■ SET TASKS ■
**a)** Copy the passage from the commentary on central bank easing word for word, starting at "He also hinted" and ending at "their budgetary policies.".
**b)** Write what comes next in the commentary on central bank easing, picking up after its final sentence.

The monster stock rally was kicked off yesterday when the major central banks cut the rate on dollar swaps to ease the funding crisis at European banks. Today, Mario Draghi spoke to the European Parliament and dropped a hint of more to come from the ECB (via AP):
European Central Bank chief Mario Draghi said the 17 countries that use the euro must unify more closely to avoid a repeat of the debt crisis that’s rocked the common euro currency and is threatening the global financial system.
He also hinted that the European Central Bank may play a more pivotal role in the resolution of the crisis, but he insisted that the governments must first back proposals to align their budgetary policies.
“Other elements might follow, but the sequencing matters,” Draghi told the European Parliament Thursday. “And it is first and foremost important to get a commonly shared fiscal compact right.
The world’s major central banks are embarking on another round of money printing and this time its coordinated. China even joined the party by cutting reserve requirements for their banks a mere 8 hours after saying no such thing was required. It appears this is being coordinated by the US as the first hint was a meeting at the Treasury Monday between EC President Herman Van Rompuy and Tim Geithner. Later the meeting moved to the White House where they all met with the President. No doubt, with his re-election prospects hanging in the balance, Obama made a strong case that Europe needed to get moving.
Now today, Draghi is dropping hints that the ECB may be willing to do more if a deal for fiscal union is worked out. If there is an announcement December 9th that a deal on fiscal union has been struck (not a done deal by any stretch), I would expect the ECB to be buying peripheral debt in large quantities by December 10th. So, the question for us as investors is a simple one: assuming all this happens as I’ve laid out, how do we take advantage of it? What do we buy before December 9th?
My first thought is the obvious one – buy gold. But that presents some problems. If the ECB engages in massive QE – and I think it would have to be massive to be effective – what will the Euro do? US adventures in QE have pushed the dollar lower but the Euro rallied yesterday on the cut in the swap rate. Tighter fiscal policy and easier monetary policy might be viewed as a positive for Europe. Even if we knew the Euro was going to fall how would gold priced in dollars react? Gold might rise in Euro terms and fall in dollar terms.

■ DATA EXTRACT ■

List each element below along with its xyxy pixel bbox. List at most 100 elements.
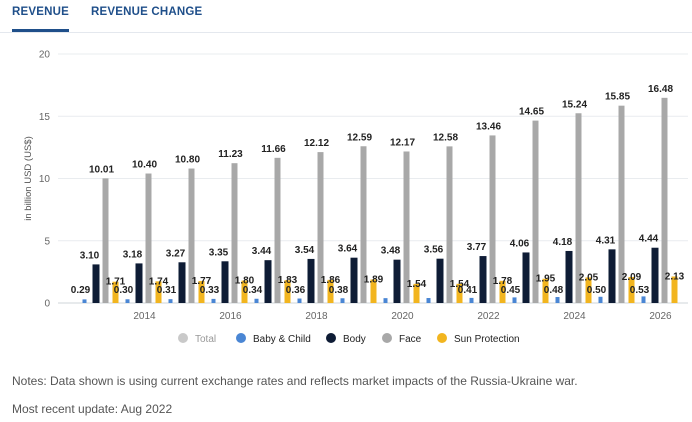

■ FINAL ANSWERS ■
**a)**
He also hinted that the European Central Bank may play a more pivotal role in the resolution of the crisis, but he insisted that the governments must first back proposals to align their budgetary policies.

**b)**
Second thought is to buy European stocks and European bank stocks specifically. The banks would theoretically have the opportunity to offload a lot of their peripheral bonds onto the ECB balance sheet at better prices. That is an obvious positive. But European banks face other headwinds. The new capital requirements might still mean more capital raises for some of them which would probably be dilutive for current shareholders. I think the former would outweigh the latter though.
Another thought is to buy a general commodity index ETF such as GSG. It is already setting up an interesting chart pattern and with easing in the emerging markets + easing in Europe, there might be considerable upside to oil and other commodity prices. Here’s the chart:
That’s about as well defined an inverted head and shoulders pattern as I’ve seen in a long time. A break above 35 would complete the pattern and be pretty bullish.
Another idea would be to buy emerging market stocks since China’s largest trading partner is Europe. Better economic conditions in Europe should be positive for China and therefore emerging markets in general.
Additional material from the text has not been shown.